* **Request**: From the entries below, count the lines with "triangle". Write only the count.
[Start of Records to use]
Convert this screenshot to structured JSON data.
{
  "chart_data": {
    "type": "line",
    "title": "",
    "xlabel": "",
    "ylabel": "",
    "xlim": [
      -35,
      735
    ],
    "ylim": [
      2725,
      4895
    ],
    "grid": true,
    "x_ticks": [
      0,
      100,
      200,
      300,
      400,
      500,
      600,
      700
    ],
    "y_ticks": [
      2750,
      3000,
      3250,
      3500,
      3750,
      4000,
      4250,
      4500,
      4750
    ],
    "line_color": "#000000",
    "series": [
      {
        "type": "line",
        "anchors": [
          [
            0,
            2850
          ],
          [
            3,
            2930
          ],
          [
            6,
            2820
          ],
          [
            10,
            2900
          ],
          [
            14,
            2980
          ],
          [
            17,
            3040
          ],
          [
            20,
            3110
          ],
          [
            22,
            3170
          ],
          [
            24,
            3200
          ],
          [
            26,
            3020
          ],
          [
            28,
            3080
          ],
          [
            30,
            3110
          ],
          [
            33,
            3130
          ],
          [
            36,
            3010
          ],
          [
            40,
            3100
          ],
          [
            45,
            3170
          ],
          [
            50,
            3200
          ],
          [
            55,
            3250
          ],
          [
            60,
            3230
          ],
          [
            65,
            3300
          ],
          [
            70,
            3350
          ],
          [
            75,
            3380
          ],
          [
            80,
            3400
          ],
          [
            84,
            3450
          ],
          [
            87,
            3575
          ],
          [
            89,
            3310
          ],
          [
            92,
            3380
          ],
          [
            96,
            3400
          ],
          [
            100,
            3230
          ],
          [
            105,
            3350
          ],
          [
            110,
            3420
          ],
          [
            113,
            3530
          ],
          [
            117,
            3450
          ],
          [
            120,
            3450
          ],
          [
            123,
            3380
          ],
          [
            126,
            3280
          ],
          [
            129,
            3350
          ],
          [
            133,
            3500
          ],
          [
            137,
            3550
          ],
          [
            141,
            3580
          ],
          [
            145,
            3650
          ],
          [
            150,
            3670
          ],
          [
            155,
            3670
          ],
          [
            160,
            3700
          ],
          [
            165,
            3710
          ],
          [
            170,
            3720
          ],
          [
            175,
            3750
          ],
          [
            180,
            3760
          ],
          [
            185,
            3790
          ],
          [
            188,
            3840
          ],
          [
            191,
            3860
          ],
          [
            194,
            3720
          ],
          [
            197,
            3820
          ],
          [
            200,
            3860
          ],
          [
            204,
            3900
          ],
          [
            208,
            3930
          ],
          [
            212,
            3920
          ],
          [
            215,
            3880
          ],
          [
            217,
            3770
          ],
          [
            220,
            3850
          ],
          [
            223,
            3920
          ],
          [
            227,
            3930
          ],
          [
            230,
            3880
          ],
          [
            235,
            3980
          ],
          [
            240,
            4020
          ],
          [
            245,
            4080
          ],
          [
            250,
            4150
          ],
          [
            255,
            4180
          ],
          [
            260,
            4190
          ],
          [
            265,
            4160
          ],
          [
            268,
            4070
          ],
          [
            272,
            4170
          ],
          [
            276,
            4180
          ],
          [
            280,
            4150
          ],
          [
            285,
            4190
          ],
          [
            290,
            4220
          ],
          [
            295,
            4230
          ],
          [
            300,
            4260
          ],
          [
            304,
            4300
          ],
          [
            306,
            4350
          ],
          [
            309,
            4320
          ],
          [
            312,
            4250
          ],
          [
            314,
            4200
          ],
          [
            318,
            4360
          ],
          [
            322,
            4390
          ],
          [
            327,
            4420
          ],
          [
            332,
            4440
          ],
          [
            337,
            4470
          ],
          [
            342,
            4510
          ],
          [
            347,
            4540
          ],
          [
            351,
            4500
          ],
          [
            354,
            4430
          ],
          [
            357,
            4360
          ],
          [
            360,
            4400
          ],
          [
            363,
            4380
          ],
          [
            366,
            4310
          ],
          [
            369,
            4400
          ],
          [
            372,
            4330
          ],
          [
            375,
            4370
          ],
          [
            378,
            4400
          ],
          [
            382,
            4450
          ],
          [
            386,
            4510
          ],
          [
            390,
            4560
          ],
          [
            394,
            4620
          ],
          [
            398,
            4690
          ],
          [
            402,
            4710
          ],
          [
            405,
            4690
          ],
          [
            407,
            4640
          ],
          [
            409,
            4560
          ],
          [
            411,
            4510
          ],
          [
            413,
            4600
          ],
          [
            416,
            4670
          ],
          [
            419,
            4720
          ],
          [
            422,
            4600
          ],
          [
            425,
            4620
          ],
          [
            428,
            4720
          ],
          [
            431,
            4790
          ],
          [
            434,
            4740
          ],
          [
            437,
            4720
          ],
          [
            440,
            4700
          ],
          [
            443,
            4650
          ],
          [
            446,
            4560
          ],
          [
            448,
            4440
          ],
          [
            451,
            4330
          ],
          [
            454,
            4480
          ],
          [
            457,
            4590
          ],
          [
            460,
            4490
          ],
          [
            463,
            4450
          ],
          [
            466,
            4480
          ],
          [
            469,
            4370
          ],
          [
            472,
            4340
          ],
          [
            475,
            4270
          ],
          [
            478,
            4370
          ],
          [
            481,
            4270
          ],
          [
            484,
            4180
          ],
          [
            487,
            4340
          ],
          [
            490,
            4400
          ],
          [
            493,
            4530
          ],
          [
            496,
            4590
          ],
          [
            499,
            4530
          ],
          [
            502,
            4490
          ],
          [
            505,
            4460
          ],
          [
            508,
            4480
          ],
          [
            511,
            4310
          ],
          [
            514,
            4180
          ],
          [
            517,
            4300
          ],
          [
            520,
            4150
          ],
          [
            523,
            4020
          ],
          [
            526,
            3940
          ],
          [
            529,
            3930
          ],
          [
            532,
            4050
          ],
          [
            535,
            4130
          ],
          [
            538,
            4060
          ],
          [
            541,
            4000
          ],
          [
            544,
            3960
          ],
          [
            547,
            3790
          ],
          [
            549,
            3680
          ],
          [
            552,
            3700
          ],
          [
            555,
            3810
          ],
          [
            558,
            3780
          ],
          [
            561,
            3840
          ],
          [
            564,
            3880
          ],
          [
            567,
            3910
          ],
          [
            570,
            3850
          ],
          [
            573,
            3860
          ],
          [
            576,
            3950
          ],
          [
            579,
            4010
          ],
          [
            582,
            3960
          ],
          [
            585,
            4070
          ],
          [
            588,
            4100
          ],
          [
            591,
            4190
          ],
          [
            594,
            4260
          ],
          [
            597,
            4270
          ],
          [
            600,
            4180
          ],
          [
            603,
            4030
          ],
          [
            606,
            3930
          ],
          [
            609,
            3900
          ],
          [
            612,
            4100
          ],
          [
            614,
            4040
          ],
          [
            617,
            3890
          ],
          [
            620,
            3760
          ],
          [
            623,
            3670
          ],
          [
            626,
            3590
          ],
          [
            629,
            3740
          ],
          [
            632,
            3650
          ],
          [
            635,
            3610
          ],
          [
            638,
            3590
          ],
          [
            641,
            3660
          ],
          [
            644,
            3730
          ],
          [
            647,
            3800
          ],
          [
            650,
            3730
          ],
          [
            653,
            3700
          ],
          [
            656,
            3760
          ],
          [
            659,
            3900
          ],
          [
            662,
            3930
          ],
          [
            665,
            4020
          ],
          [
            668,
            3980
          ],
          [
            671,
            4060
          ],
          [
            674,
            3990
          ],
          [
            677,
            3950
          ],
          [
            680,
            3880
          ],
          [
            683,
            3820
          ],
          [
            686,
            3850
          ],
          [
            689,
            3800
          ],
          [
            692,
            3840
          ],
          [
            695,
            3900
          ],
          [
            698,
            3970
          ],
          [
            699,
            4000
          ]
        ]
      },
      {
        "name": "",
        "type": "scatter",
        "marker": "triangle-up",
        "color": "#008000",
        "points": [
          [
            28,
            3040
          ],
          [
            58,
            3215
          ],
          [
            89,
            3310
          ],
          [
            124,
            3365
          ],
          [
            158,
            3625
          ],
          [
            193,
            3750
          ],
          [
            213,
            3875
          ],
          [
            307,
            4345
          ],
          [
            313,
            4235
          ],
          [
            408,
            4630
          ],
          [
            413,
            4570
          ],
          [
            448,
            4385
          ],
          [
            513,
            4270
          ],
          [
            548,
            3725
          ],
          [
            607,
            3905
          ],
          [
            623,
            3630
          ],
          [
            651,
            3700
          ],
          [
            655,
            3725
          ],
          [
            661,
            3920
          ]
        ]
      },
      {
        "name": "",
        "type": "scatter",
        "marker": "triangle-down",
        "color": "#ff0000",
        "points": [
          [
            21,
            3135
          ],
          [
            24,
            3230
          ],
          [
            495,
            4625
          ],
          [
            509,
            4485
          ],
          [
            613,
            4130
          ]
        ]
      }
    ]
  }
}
[End of Records to use]
* **Exercise answer**: 2